▸ Exercise goal
Copy out each line of the listing that has the word "JSON" in it.

▸ Dataset content
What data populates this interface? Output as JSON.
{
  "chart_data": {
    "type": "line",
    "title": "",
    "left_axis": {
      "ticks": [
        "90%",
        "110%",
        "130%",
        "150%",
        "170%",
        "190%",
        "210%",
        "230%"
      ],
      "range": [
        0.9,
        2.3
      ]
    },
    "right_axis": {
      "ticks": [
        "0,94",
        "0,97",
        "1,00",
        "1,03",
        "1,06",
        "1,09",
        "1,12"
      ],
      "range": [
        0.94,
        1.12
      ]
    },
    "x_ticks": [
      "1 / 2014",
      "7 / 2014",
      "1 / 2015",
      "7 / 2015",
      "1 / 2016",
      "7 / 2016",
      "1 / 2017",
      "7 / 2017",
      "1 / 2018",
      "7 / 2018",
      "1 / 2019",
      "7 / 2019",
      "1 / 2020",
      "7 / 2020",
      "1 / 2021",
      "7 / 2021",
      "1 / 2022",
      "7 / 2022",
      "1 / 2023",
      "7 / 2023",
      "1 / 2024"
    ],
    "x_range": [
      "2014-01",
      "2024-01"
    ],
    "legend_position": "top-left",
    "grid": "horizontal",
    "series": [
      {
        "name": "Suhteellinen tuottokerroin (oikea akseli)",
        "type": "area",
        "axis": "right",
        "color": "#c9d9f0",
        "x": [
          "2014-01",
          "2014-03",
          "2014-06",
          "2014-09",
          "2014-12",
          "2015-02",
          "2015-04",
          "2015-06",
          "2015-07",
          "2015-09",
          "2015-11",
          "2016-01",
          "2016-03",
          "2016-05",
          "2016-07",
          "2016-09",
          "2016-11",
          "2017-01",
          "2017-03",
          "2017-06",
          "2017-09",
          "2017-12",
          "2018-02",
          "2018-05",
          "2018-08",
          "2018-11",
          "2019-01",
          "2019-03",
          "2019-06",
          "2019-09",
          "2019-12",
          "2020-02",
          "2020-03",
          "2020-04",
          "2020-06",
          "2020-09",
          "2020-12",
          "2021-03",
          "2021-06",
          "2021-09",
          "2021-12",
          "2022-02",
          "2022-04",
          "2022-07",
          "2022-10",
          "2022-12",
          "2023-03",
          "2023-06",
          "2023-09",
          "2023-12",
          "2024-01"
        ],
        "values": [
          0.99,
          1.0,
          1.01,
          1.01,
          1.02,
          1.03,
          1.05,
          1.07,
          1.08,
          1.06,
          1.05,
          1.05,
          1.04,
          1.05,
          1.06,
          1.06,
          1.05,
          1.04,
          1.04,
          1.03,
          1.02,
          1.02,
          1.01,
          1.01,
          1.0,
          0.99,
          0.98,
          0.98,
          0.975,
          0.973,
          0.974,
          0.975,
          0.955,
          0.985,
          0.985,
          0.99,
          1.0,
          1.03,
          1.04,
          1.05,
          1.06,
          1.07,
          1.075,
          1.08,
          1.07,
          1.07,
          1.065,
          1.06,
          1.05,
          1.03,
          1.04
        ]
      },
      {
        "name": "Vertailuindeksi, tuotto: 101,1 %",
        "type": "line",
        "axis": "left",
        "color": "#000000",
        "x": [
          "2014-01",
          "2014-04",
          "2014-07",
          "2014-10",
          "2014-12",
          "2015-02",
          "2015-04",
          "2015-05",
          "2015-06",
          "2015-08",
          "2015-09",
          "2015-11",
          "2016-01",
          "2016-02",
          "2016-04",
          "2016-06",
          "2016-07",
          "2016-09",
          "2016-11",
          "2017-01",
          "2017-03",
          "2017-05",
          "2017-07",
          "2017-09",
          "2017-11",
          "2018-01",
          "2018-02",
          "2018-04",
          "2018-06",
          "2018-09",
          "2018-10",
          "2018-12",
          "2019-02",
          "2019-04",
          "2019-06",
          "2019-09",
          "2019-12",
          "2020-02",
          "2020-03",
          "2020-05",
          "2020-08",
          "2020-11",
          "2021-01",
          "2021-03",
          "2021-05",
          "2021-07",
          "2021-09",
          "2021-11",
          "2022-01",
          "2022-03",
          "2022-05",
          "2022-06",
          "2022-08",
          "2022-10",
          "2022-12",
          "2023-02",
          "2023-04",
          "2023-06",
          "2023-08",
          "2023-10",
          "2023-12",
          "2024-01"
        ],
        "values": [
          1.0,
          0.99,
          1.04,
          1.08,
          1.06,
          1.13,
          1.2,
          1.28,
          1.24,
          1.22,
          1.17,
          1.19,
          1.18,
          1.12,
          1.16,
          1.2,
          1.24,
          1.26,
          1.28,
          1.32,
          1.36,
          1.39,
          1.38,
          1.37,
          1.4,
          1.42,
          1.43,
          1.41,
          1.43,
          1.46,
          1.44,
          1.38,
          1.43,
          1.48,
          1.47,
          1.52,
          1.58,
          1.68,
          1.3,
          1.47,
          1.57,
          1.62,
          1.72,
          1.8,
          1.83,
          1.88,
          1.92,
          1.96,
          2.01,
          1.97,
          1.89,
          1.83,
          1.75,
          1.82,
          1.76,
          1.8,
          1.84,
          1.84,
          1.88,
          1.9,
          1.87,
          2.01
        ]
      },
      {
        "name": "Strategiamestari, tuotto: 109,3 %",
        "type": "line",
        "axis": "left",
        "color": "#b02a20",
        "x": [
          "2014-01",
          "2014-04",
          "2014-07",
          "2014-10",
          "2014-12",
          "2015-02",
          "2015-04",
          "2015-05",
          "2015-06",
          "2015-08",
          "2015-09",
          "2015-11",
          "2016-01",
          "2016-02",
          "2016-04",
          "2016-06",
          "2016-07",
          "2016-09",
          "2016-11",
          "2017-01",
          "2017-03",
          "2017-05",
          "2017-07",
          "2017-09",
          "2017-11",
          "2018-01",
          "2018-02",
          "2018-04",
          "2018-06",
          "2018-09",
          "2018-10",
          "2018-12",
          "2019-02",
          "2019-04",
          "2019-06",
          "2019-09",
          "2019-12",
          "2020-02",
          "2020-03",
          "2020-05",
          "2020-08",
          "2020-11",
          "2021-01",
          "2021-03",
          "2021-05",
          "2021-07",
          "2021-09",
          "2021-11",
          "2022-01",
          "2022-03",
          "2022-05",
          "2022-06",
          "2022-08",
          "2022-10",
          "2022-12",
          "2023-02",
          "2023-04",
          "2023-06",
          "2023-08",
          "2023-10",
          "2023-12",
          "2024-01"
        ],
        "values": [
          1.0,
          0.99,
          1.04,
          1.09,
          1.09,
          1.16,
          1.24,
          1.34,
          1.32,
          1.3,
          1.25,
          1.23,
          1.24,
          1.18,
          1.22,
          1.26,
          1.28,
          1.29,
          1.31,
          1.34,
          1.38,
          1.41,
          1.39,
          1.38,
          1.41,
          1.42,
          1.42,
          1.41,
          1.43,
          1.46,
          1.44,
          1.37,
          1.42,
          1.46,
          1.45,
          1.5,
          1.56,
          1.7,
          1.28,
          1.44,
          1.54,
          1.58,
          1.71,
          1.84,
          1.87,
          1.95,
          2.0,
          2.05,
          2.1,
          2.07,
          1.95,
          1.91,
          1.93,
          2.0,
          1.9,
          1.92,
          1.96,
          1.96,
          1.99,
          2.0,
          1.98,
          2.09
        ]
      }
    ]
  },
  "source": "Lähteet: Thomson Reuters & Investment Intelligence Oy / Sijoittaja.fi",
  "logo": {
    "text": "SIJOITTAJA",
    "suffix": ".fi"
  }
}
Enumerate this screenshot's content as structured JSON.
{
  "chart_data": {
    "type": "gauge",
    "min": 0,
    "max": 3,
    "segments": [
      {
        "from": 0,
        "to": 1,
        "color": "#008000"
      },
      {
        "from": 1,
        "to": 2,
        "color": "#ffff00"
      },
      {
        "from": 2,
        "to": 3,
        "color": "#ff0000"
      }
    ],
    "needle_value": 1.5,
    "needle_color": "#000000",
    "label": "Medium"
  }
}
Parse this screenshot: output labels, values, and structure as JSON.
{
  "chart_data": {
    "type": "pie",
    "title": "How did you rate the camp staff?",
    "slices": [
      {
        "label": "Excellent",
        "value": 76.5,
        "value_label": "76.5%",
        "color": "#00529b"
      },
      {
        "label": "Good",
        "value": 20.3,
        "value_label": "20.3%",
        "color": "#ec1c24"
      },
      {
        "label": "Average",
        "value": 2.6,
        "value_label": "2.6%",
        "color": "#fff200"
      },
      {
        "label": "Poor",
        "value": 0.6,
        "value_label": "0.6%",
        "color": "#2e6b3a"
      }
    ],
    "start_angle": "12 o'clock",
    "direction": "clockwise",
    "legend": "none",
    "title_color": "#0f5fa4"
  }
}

▸ Problem solution
What data populates this interface? Output as JSON.
Enumerate this screenshot's content as structured JSON.
Parse this screenshot: output labels, values, and structure as JSON.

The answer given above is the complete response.